• **What to do**
Work through the data below and give the number of lines holding "name", nothing more.

• **Dataset content**
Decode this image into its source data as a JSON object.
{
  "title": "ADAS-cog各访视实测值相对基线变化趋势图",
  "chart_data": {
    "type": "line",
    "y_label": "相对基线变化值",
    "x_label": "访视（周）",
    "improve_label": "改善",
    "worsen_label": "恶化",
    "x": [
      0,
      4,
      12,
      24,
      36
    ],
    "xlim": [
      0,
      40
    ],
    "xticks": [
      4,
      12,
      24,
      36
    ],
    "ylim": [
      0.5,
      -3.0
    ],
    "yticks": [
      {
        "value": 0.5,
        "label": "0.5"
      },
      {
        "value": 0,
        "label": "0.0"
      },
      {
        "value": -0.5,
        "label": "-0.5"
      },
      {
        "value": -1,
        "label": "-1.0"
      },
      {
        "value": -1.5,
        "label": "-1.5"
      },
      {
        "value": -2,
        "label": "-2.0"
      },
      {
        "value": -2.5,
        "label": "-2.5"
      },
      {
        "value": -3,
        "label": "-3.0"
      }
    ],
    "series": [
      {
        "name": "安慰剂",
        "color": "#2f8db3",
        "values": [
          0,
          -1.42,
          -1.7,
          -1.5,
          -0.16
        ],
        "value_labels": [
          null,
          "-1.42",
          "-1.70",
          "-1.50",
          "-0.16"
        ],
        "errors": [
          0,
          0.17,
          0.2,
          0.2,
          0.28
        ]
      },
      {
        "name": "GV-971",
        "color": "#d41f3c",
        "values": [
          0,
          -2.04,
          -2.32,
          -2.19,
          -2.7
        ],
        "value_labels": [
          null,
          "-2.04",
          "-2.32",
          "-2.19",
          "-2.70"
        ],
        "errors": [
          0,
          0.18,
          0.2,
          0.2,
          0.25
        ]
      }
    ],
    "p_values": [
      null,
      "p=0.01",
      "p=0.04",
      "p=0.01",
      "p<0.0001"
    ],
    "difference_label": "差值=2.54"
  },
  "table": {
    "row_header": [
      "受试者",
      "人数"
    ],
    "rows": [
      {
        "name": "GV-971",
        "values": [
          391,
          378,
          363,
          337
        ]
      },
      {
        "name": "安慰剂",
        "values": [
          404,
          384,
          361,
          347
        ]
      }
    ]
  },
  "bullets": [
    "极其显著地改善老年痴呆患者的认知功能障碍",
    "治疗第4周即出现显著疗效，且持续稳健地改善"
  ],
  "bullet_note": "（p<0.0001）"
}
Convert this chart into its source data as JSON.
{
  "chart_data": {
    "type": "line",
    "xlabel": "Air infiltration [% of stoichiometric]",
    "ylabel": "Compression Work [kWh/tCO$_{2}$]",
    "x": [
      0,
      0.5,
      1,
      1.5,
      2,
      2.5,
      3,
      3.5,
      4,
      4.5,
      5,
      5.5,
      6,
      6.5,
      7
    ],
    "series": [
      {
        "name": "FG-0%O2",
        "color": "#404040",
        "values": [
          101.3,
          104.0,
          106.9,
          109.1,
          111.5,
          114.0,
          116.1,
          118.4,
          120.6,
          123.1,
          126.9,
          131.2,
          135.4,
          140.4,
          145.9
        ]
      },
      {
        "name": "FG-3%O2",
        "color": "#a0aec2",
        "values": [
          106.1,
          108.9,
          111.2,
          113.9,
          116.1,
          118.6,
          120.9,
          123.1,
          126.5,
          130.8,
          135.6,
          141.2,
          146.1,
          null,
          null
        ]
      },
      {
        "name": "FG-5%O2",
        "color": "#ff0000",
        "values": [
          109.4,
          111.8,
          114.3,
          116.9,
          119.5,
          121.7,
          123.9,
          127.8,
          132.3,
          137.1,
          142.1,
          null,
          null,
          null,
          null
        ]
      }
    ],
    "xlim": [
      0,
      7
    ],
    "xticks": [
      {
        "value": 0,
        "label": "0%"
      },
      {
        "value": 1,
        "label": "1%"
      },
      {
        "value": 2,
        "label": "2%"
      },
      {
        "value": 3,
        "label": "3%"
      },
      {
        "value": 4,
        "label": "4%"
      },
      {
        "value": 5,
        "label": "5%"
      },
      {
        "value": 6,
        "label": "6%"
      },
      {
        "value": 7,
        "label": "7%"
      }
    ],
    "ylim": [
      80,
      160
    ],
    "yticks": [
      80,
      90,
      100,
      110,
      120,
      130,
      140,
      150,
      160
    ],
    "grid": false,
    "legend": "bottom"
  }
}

• **Solution for this task**
7